Polícia realiza operação contra guerra de gangues em BH

Polícia Civil de Minas Gerais
Ação cumpriu 13 mandados na comunidade em BH e prendeu líder faccionado em meio a denúncias de invasão do CV
Uma operação de segurança pública em Minas Gerais cumpriu 13 mandados de busca e apreensão na Vila Cemig, comunidade localizada na região do Barreiro, em Belo Horizonte, na quarta-feira (10/6). A área tem sido palco de uma intensa guerra entre facções criminosas, com denúncias de suposta invasão de uma gangue aliada ao Comando Vermelho (CV), com uso de armamento pesado, incluindo fuzis. Um suspeito apontado como líder faccionado do conflito foi preso em flagrante durante a ação. A operação mobilizou agentes da Polícia Civil, da Polícia Militar e da Secretaria de Estado de Justiça e Segurança Pública (Sejusp).

#### TRABALHO PROPOSTO:
(a) Devolva, sem qualquer alteração, o trecho da notícia sobre a operação na Vila Cemig que começa em "Polícia Civil de" e segue até "Segurança Pública (Sejusp).".
(b) Escreva a parte seguinte da notícia sobre a operação na Vila Cemig, dando continuidade ao texto logo após a sua última frase.

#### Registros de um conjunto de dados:
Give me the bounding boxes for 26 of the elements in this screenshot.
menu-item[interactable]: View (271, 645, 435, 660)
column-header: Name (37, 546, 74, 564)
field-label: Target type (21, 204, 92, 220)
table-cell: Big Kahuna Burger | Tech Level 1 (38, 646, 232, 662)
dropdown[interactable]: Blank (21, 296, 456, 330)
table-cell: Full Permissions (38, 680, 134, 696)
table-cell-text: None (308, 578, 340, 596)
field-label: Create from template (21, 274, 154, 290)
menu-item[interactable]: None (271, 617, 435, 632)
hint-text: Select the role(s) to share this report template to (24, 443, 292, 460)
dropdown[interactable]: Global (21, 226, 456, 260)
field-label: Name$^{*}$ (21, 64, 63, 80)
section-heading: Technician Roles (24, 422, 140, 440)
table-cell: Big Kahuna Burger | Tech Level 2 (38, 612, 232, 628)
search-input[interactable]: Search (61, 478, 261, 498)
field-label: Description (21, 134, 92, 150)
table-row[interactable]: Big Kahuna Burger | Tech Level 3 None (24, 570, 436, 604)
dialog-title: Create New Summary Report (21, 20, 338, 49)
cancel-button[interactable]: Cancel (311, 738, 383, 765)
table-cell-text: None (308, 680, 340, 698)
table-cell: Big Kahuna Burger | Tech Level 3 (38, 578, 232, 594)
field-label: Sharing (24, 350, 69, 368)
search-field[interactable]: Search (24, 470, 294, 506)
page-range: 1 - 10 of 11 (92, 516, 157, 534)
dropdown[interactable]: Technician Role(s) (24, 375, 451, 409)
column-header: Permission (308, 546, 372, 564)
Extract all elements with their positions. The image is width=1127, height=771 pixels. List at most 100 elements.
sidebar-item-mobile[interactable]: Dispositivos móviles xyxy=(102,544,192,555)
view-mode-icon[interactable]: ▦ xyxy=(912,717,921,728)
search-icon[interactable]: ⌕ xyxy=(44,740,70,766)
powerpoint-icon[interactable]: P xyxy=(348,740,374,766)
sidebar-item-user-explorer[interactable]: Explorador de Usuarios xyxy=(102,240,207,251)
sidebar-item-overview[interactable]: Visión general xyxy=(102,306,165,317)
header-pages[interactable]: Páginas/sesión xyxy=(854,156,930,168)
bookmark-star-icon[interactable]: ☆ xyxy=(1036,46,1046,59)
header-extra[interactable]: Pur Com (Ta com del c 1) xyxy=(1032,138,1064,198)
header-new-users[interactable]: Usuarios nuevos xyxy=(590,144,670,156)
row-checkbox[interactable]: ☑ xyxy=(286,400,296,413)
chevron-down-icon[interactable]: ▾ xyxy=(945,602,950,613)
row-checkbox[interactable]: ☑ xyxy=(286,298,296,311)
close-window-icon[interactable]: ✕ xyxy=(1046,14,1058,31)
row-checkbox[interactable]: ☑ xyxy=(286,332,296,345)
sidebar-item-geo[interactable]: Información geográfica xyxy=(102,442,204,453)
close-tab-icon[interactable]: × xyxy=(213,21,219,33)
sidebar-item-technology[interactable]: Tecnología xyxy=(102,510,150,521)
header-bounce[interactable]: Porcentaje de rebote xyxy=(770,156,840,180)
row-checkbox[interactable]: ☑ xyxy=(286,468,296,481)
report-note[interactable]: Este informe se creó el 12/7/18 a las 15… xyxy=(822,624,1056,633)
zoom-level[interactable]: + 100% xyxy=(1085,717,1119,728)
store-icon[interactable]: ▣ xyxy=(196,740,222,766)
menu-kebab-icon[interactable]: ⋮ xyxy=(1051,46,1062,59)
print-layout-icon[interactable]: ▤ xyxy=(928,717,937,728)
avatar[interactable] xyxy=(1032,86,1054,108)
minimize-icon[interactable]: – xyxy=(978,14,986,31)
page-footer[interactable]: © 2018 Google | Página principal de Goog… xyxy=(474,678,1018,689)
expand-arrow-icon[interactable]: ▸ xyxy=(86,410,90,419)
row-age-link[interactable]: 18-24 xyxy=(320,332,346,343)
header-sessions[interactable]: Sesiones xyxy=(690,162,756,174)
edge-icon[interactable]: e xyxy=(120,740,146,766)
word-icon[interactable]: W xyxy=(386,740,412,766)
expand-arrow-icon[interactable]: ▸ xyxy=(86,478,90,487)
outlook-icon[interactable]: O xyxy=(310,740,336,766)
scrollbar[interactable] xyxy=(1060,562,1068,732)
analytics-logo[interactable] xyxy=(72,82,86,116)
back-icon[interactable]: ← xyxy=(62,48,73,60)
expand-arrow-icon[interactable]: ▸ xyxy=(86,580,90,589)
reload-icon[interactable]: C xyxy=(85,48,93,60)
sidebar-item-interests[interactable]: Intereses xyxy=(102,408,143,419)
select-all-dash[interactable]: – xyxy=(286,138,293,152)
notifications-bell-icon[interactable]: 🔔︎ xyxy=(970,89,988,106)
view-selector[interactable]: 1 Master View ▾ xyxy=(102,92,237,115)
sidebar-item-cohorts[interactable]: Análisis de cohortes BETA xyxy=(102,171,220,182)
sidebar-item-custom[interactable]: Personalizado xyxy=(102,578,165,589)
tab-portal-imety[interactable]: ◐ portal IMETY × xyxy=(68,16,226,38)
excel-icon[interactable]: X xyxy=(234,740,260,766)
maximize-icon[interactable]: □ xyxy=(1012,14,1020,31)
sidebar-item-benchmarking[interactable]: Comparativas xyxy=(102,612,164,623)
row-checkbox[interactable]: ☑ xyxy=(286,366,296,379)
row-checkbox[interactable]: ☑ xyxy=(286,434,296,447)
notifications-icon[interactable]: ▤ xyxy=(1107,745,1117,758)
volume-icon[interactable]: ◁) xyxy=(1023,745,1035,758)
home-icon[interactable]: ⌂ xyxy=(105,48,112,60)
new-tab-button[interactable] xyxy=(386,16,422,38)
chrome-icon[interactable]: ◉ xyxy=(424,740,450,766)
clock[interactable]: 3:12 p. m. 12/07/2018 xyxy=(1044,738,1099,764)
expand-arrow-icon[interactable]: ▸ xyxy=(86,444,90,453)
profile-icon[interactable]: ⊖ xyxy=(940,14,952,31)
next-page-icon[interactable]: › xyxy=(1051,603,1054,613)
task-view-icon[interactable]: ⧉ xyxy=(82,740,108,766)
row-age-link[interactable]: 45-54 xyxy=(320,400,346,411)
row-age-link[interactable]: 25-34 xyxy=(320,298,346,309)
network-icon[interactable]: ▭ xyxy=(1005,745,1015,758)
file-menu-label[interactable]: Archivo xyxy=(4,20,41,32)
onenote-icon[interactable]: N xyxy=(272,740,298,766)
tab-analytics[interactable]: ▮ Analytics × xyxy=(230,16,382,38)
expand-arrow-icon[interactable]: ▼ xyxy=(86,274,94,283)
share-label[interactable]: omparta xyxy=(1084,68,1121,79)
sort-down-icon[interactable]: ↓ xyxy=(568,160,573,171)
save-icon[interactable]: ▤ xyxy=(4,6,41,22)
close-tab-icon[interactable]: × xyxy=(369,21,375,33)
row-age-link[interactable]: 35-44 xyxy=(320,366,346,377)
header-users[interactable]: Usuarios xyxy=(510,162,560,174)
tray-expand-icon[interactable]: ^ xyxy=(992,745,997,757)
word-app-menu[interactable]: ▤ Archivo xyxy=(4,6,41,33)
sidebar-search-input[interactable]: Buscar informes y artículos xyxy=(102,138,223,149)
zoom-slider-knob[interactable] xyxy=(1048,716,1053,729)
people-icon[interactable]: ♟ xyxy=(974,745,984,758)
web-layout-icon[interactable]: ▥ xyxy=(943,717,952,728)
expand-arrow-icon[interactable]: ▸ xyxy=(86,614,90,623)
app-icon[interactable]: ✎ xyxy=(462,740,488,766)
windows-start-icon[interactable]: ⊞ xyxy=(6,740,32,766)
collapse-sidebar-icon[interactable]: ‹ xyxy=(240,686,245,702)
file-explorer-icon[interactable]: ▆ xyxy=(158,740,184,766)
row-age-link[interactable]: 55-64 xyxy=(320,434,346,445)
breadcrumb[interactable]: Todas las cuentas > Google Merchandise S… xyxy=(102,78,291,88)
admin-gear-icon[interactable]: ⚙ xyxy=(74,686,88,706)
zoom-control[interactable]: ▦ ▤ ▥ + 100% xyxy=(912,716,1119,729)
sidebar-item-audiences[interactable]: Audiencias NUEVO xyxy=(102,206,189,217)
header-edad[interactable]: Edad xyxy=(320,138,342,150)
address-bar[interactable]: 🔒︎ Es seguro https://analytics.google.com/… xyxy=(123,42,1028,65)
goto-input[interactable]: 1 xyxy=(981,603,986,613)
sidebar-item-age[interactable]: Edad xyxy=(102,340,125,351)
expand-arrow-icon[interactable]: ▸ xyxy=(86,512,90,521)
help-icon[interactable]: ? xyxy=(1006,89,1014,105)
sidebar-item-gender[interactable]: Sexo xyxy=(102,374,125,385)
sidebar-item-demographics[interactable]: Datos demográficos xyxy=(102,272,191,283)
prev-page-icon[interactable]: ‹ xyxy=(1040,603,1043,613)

#### RESULTADOS DO EXERCÍCIO:
(a)
Polícia Civil de Minas Gerais
Ação cumpriu 13 mandados na comunidade em BH e prendeu líder faccionado em meio a denúncias de invasão do CV
Uma operação de segurança pública em Minas Gerais cumpriu 13 mandados de busca e apreensão na Vila Cemig, comunidade localizada na região do Barreiro, em Belo Horizonte, na quarta-feira (10/6). A área tem sido palco de uma intensa guerra entre facções criminosas, com denúncias de suposta invasão de uma gangue aliada ao Comando Vermelho (CV), com uso de armamento pesado, incluindo fuzis. Um suspeito apontado como líder faccionado do conflito foi preso em flagrante durante a ação. A operação mobilizou agentes da Polícia Civil, da Polícia Militar e da Secretaria de Estado de Justiça e Segurança Pública (Sejusp).

(b)
Segundo os órgãos envolvidos, os mandados de busca tiveram como objetivo reunir elementos para avançar nas investigações sobre a guerra de gangues na Vila Cemig. Em abril, mensagens de ameaça assinadas pelo grupo "Demônios da Vila Cemig - UDC" começaram a circular pelo WhatsApp, afirmando que a facção estaria "cansada da covardia do Comando Vermelho". Conforme a Polícia Civil, os conflitos armados relatados por moradores passaram a envolver, mais recentemente, organizações criminosas de abrangência nacional, "aumentando a complexidade do cenário investigado", segundo a instituição.
Durante a operação, documentos e celulares foram apreendidos, além da prisão em flagrante de uma suposta liderança de uma das facções que atuam na região. O delegado Murillo Ribeiro de Lima, responsável pelos levantamentos, destacou que o principal interesse da polícia é conter o avanço dos confrontos na Vila Cemig. "A ação tem o objetivo de combater iniciativas de governança criminal, sufocando a atuação de gangues e facções e evitando a escalada da violência", pontuou.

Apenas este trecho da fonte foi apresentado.